Stated exercise:
Find the line that contains "Parse this screenshot: output". Output it and every line after it to the end of the records, exactly as they appear.

Data entries:
>> start
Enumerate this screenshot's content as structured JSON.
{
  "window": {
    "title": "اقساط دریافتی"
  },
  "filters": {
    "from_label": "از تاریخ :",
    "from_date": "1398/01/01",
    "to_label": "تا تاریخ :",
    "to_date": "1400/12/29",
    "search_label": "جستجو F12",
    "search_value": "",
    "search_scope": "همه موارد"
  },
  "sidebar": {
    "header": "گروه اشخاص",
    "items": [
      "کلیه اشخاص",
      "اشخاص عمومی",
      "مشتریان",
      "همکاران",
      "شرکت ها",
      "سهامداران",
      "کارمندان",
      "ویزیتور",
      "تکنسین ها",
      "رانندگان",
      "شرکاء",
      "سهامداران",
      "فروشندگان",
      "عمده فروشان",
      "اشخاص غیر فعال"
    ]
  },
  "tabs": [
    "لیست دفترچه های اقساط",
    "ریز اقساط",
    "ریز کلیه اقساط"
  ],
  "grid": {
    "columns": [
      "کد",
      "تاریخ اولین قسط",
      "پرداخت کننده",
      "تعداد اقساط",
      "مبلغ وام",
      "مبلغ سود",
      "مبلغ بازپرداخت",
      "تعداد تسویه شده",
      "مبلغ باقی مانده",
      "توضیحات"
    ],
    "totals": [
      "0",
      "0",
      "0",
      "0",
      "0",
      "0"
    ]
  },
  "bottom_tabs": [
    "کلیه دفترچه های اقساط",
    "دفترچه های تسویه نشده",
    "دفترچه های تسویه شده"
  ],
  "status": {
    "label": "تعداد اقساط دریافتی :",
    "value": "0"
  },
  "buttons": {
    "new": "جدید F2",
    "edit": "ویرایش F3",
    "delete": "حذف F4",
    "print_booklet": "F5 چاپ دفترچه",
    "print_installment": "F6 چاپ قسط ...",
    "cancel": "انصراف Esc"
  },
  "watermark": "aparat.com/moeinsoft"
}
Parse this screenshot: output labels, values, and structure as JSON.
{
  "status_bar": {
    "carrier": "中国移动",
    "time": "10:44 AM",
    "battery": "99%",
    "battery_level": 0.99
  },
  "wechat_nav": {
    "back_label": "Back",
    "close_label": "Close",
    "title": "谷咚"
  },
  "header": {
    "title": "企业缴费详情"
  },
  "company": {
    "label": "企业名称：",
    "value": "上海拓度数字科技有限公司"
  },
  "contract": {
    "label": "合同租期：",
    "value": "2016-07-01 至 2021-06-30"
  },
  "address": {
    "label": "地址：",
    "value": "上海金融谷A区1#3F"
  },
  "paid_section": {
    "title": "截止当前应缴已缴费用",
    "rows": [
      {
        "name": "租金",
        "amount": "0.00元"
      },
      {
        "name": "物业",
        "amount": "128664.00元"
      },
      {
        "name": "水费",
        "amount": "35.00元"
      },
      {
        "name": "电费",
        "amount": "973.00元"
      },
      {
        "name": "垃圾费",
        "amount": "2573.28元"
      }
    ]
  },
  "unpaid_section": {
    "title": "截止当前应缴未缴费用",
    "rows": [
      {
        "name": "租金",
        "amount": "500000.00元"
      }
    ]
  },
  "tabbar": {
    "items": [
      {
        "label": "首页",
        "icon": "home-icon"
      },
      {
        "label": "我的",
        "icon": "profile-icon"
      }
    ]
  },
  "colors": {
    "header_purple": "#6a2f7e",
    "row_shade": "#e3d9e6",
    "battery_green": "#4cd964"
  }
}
>> end
Solution to this exercise:
Parse this screenshot: output labels, values, and structure as JSON.
{
  "status_bar": {
    "carrier": "中国移动",
    "time": "10:44 AM",
    "battery": "99%",
    "battery_level": 0.99
  },
  "wechat_nav": {
    "back_label": "Back",
    "close_label": "Close",
    "title": "谷咚"
  },
  "header": {
    "title": "企业缴费详情"
  },
  "company": {
    "label": "企业名称：",
    "value": "上海拓度数字科技有限公司"
  },
  "contract": {
    "label": "合同租期：",
    "value": "2016-07-01 至 2021-06-30"
  },
  "address": {
    "label": "地址：",
    "value": "上海金融谷A区1#3F"
  },
  "paid_section": {
    "title": "截止当前应缴已缴费用",
    "rows": [
      {
        "name": "租金",
        "amount": "0.00元"
      },
      {
        "name": "物业",
        "amount": "128664.00元"
      },
      {
        "name": "水费",
        "amount": "35.00元"
      },
      {
        "name": "电费",
        "amount": "973.00元"
      },
      {
        "name": "垃圾费",
        "amount": "2573.28元"
      }
    ]
  },
  "unpaid_section": {
    "title": "截止当前应缴未缴费用",
    "rows": [
      {
        "name": "租金",
        "amount": "500000.00元"
      }
    ]
  },
  "tabbar": {
    "items": [
      {
        "label": "首页",
        "icon": "home-icon"
      },
      {
        "label": "我的",
        "icon": "profile-icon"
      }
    ]
  },
  "colors": {
    "header_purple": "#6a2f7e",
    "row_shade": "#e3d9e6",
    "battery_green": "#4cd964"
  }
}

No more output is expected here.